[Extracted data entries]
-*-

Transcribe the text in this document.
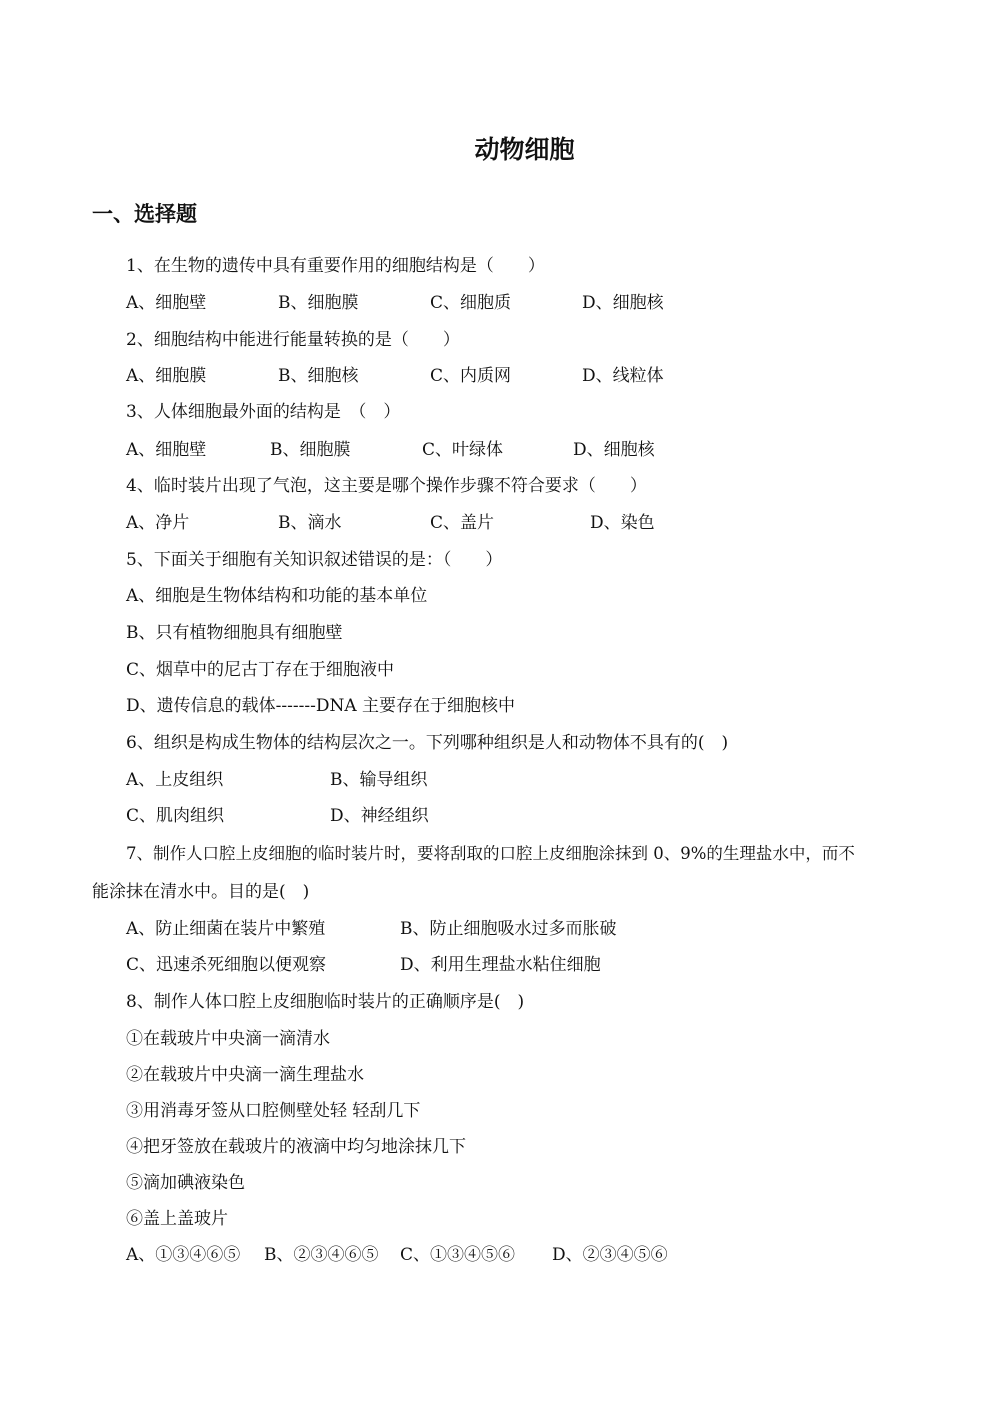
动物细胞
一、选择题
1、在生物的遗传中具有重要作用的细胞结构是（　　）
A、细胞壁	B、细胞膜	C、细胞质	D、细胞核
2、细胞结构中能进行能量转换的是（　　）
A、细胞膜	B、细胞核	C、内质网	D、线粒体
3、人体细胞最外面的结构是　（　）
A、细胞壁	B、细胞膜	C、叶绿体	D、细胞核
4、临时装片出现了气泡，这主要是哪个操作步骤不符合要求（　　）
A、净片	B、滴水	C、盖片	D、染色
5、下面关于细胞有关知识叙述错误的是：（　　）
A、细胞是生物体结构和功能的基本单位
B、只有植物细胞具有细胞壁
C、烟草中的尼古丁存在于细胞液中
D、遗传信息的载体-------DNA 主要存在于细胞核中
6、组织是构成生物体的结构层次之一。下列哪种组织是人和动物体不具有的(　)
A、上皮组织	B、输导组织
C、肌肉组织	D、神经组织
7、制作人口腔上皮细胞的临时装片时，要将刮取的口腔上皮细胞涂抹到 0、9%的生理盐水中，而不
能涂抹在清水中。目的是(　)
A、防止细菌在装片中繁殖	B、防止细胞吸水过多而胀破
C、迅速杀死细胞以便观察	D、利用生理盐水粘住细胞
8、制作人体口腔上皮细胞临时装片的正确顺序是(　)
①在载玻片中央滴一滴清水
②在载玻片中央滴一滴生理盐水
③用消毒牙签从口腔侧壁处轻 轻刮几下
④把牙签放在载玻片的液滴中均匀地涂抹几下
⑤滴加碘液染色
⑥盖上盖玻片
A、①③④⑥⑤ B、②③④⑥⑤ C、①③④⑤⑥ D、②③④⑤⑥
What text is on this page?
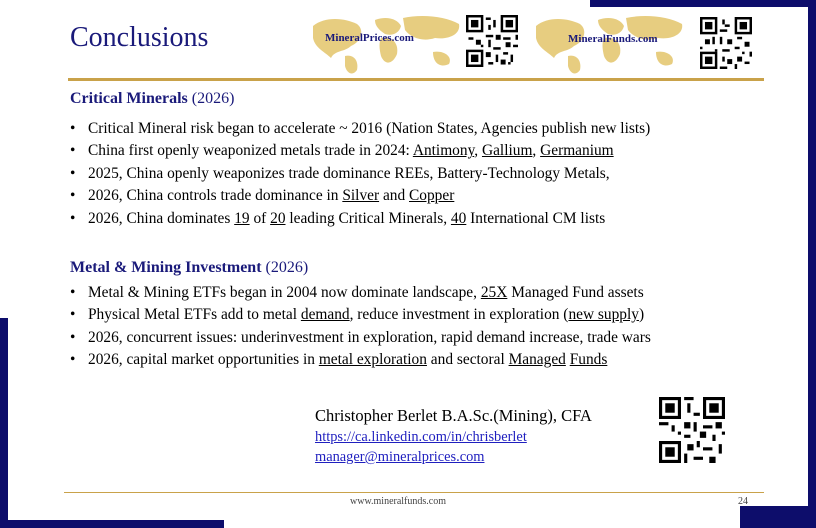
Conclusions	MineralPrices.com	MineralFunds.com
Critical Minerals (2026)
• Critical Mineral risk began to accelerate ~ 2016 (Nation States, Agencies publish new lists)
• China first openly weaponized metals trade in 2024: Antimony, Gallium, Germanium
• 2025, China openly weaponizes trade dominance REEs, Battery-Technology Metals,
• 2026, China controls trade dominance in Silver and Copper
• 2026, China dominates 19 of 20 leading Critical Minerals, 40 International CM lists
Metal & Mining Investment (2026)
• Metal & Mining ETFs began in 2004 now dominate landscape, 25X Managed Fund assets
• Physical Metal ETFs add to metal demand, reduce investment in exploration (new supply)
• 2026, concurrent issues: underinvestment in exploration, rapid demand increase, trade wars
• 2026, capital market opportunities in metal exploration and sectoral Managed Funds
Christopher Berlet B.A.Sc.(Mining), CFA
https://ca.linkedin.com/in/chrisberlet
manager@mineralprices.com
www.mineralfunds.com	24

-*-

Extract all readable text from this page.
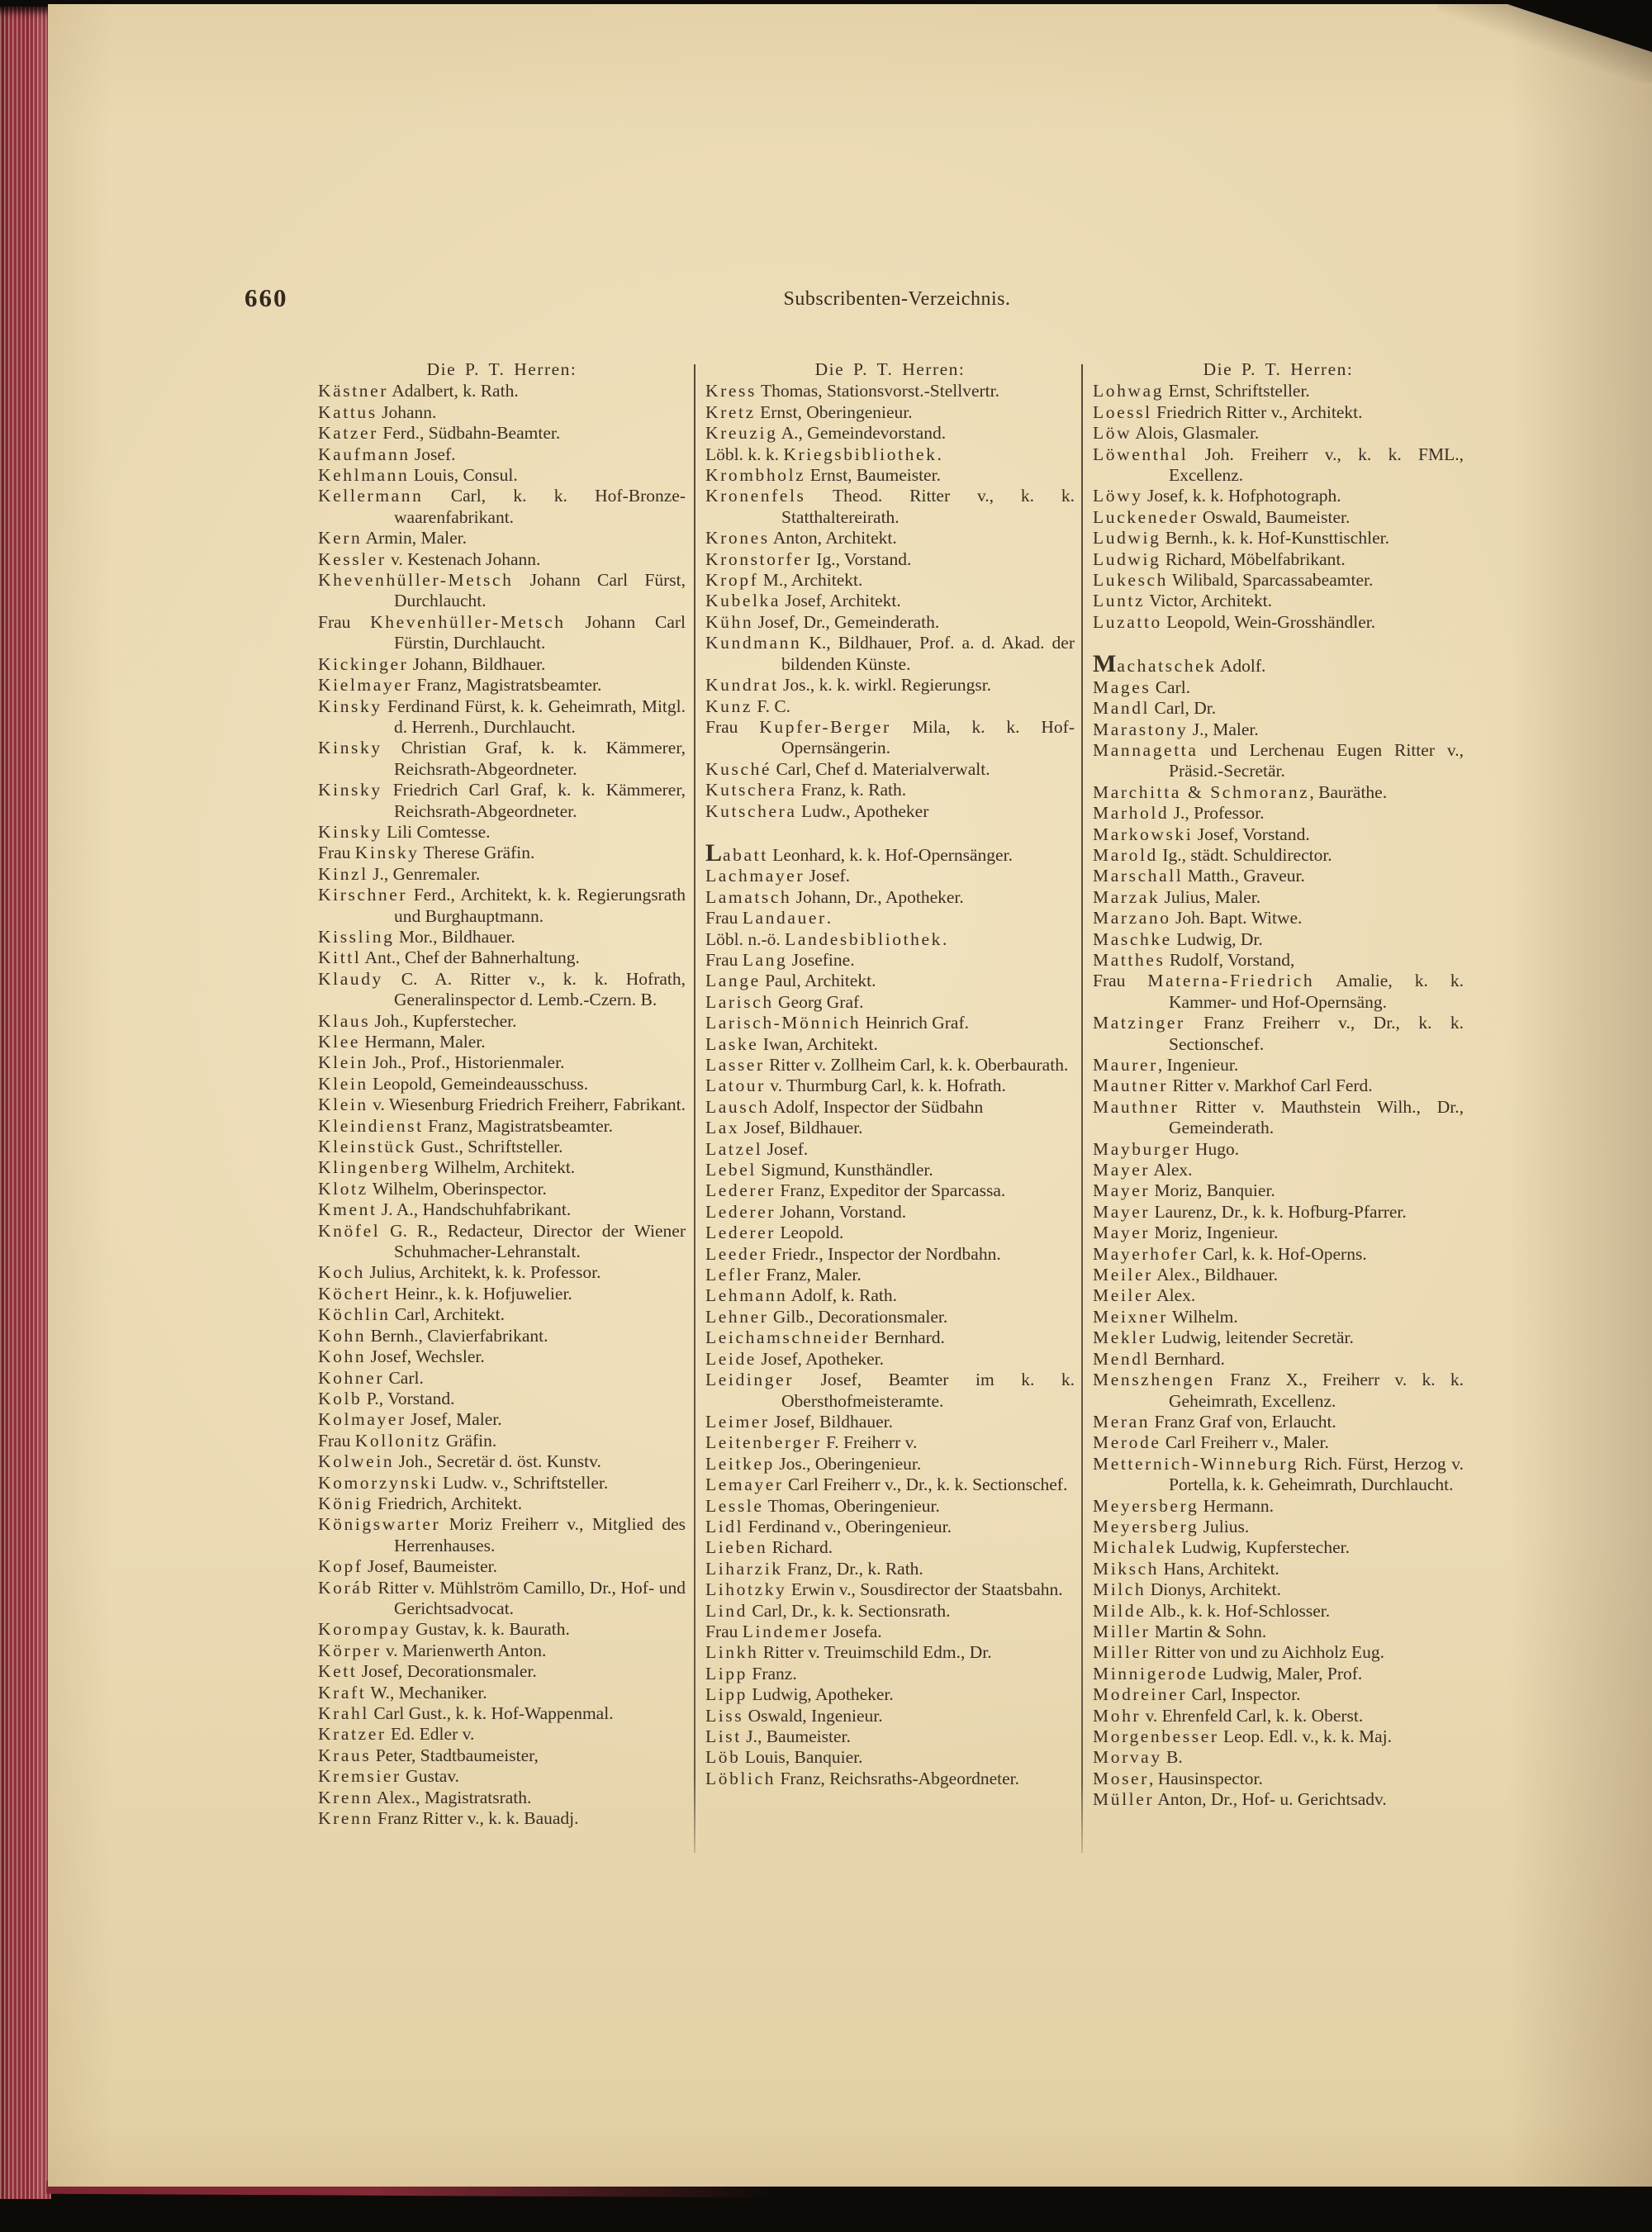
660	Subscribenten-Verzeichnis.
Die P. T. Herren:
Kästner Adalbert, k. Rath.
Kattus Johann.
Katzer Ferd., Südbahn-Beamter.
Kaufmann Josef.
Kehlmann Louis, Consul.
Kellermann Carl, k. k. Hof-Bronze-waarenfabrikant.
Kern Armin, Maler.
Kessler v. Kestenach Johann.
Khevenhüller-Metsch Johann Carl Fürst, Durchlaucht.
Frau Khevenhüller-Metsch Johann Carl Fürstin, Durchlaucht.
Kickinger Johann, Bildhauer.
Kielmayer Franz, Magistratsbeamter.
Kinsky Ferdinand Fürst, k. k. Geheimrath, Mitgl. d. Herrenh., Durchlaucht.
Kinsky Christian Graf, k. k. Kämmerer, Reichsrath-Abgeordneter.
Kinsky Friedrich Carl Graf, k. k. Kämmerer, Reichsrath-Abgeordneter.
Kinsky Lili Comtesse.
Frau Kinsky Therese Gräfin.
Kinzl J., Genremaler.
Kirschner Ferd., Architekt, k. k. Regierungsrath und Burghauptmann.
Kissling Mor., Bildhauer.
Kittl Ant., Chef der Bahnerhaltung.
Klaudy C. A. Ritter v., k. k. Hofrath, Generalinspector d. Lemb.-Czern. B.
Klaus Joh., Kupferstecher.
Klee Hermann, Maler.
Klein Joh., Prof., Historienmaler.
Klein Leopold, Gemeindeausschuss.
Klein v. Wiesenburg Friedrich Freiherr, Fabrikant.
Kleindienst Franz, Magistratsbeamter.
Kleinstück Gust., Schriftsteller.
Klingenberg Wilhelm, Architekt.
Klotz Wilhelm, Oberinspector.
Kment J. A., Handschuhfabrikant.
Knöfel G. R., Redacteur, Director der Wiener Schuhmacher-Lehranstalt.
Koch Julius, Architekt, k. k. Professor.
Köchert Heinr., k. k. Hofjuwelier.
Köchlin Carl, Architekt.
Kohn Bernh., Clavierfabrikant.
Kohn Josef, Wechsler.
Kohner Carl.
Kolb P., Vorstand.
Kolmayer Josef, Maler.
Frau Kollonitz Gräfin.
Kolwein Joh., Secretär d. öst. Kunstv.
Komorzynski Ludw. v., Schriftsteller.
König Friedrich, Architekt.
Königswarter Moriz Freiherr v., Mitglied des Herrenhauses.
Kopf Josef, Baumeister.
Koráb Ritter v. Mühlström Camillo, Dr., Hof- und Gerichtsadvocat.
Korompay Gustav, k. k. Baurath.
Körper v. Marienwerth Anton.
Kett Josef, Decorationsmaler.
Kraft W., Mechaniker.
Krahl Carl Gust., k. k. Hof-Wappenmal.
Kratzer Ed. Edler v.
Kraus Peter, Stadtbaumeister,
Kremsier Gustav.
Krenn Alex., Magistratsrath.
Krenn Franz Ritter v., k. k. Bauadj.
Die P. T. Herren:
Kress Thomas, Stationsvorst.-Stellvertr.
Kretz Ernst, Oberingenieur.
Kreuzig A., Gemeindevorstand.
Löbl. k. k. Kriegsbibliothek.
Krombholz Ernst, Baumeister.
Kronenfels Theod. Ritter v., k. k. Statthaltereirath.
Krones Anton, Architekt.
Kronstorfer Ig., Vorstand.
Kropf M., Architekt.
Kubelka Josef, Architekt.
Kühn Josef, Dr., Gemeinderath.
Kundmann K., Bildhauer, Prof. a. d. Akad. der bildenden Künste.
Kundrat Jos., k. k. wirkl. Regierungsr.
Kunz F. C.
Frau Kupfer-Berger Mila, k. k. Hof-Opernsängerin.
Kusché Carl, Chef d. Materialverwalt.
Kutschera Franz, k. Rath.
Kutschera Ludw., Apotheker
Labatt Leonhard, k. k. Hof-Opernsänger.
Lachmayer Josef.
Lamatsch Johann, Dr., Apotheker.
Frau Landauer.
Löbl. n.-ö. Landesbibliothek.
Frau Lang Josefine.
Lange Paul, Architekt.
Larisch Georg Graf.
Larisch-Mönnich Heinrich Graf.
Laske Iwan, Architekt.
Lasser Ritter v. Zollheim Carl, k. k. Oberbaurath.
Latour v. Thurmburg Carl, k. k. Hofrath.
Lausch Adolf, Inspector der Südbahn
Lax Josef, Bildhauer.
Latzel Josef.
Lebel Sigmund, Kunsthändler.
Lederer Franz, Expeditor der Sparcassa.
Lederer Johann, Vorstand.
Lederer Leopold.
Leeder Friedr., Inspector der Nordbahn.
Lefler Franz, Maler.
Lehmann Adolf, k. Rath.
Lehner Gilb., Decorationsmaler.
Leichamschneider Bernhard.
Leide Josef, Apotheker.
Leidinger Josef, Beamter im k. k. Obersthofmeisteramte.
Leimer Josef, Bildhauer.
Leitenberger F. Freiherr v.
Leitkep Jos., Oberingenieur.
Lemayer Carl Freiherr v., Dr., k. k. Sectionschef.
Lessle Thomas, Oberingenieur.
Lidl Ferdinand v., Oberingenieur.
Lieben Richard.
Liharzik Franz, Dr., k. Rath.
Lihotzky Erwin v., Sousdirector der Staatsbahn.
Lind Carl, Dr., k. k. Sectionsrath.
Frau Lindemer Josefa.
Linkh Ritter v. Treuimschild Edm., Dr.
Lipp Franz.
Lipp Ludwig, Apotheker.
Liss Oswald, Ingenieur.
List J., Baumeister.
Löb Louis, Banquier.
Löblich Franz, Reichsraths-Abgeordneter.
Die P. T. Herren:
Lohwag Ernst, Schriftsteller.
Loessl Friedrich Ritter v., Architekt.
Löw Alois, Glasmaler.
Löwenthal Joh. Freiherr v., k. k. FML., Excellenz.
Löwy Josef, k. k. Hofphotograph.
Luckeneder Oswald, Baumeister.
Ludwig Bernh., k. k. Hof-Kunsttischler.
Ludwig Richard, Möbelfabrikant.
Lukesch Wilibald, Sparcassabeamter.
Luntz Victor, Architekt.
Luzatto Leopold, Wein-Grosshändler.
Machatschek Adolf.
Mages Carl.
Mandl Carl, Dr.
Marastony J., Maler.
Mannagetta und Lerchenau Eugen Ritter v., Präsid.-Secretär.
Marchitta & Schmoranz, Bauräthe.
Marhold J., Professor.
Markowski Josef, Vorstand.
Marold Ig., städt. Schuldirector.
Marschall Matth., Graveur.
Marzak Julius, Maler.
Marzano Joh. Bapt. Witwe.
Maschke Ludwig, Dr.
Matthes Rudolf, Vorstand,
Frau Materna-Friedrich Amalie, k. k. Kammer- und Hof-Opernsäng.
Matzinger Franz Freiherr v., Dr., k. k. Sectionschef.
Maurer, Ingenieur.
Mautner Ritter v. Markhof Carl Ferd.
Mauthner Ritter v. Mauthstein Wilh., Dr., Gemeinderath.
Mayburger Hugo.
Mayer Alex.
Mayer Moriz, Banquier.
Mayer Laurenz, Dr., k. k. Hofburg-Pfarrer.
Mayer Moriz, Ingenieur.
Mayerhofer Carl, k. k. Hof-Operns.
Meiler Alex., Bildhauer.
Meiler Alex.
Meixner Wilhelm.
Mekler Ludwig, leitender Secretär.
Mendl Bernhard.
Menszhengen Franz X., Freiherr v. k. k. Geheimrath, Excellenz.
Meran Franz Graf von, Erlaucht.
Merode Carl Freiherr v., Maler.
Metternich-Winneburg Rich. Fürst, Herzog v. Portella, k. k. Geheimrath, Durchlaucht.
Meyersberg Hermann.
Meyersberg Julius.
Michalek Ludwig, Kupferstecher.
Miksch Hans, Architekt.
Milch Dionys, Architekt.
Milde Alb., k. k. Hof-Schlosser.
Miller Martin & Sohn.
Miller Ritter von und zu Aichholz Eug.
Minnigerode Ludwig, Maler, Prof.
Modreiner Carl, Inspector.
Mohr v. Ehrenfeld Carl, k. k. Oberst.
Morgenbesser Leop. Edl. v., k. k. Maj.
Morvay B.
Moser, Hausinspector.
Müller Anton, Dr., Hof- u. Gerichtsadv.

-*-

## Stated exercise:
Find "Oswald". Copy every line it occurs in.

## Written solution:
Liss Oswald, Ingenieur.
Luckeneder Oswald, Baumeister.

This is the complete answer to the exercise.